▶ Requirement
Extract all records. Keep each one exact.

========

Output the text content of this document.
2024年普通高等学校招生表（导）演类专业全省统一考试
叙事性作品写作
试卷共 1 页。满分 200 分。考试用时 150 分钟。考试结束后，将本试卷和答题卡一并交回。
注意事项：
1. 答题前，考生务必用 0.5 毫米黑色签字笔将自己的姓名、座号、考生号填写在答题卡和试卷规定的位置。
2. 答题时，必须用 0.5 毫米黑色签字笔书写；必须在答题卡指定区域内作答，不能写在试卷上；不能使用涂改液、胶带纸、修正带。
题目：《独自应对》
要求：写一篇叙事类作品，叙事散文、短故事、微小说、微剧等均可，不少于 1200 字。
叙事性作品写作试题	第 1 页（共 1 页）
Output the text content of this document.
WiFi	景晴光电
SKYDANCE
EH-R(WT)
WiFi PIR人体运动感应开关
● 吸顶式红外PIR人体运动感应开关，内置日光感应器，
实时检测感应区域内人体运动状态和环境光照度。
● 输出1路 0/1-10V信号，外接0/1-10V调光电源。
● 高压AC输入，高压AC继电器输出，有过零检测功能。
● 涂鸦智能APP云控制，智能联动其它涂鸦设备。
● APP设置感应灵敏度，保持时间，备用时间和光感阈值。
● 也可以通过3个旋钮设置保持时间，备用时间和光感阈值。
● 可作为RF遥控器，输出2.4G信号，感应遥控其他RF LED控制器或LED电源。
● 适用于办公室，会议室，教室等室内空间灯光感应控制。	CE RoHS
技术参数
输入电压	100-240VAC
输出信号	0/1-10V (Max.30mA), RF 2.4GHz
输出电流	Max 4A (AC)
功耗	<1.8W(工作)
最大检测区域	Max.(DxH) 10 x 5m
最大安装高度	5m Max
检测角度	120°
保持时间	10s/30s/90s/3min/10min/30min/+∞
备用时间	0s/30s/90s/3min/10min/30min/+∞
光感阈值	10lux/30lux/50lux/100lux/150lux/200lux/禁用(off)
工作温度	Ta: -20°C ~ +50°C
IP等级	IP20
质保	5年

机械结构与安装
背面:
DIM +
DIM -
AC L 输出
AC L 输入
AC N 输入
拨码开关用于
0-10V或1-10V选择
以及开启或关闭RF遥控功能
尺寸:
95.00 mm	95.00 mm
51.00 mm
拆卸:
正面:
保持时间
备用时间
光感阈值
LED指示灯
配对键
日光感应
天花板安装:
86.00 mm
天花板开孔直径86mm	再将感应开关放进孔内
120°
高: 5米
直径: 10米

========

▶ Response to this task
Output the text content of this document.
2024年普通高等学校招生表（导）演类专业全省统一考试
叙事性作品写作
试卷共 1 页。满分 200 分。考试用时 150 分钟。考试结束后，将本试卷和答题卡一并交回。
注意事项：
1. 答题前，考生务必用 0.5 毫米黑色签字笔将自己的姓名、座号、考生号填写在答题卡和试卷规定的位置。
2. 答题时，必须用 0.5 毫米黑色签字笔书写；必须在答题卡指定区域内作答，不能写在试卷上；不能使用涂改液、胶带纸、修正带。
题目：《独自应对》
要求：写一篇叙事类作品，叙事散文、短故事、微小说、微剧等均可，不少于 1200 字。
叙事性作品写作试题	第 1 页（共 1 页）
Output the text content of this document.
WiFi	景晴光电
SKYDANCE
EH-R(WT)
WiFi PIR人体运动感应开关
● 吸顶式红外PIR人体运动感应开关，内置日光感应器，
实时检测感应区域内人体运动状态和环境光照度。
● 输出1路 0/1-10V信号，外接0/1-10V调光电源。
● 高压AC输入，高压AC继电器输出，有过零检测功能。
● 涂鸦智能APP云控制，智能联动其它涂鸦设备。
● APP设置感应灵敏度，保持时间，备用时间和光感阈值。
● 也可以通过3个旋钮设置保持时间，备用时间和光感阈值。
● 可作为RF遥控器，输出2.4G信号，感应遥控其他RF LED控制器或LED电源。
● 适用于办公室，会议室，教室等室内空间灯光感应控制。	CE RoHS
技术参数
输入电压	100-240VAC
输出信号	0/1-10V (Max.30mA), RF 2.4GHz
输出电流	Max 4A (AC)
功耗	<1.8W(工作)
最大检测区域	Max.(DxH) 10 x 5m
最大安装高度	5m Max
检测角度	120°
保持时间	10s/30s/90s/3min/10min/30min/+∞
备用时间	0s/30s/90s/3min/10min/30min/+∞
光感阈值	10lux/30lux/50lux/100lux/150lux/200lux/禁用(off)
工作温度	Ta: -20°C ~ +50°C
IP等级	IP20
质保	5年

机械结构与安装
背面:
DIM +
DIM -
AC L 输出
AC L 输入
AC N 输入
拨码开关用于
0-10V或1-10V选择
以及开启或关闭RF遥控功能
尺寸:
95.00 mm	95.00 mm
51.00 mm
拆卸:
正面:
保持时间
备用时间
光感阈值
LED指示灯
配对键
日光感应
天花板安装:
86.00 mm
天花板开孔直径86mm	再将感应开关放进孔内
120°
高: 5米
直径: 10米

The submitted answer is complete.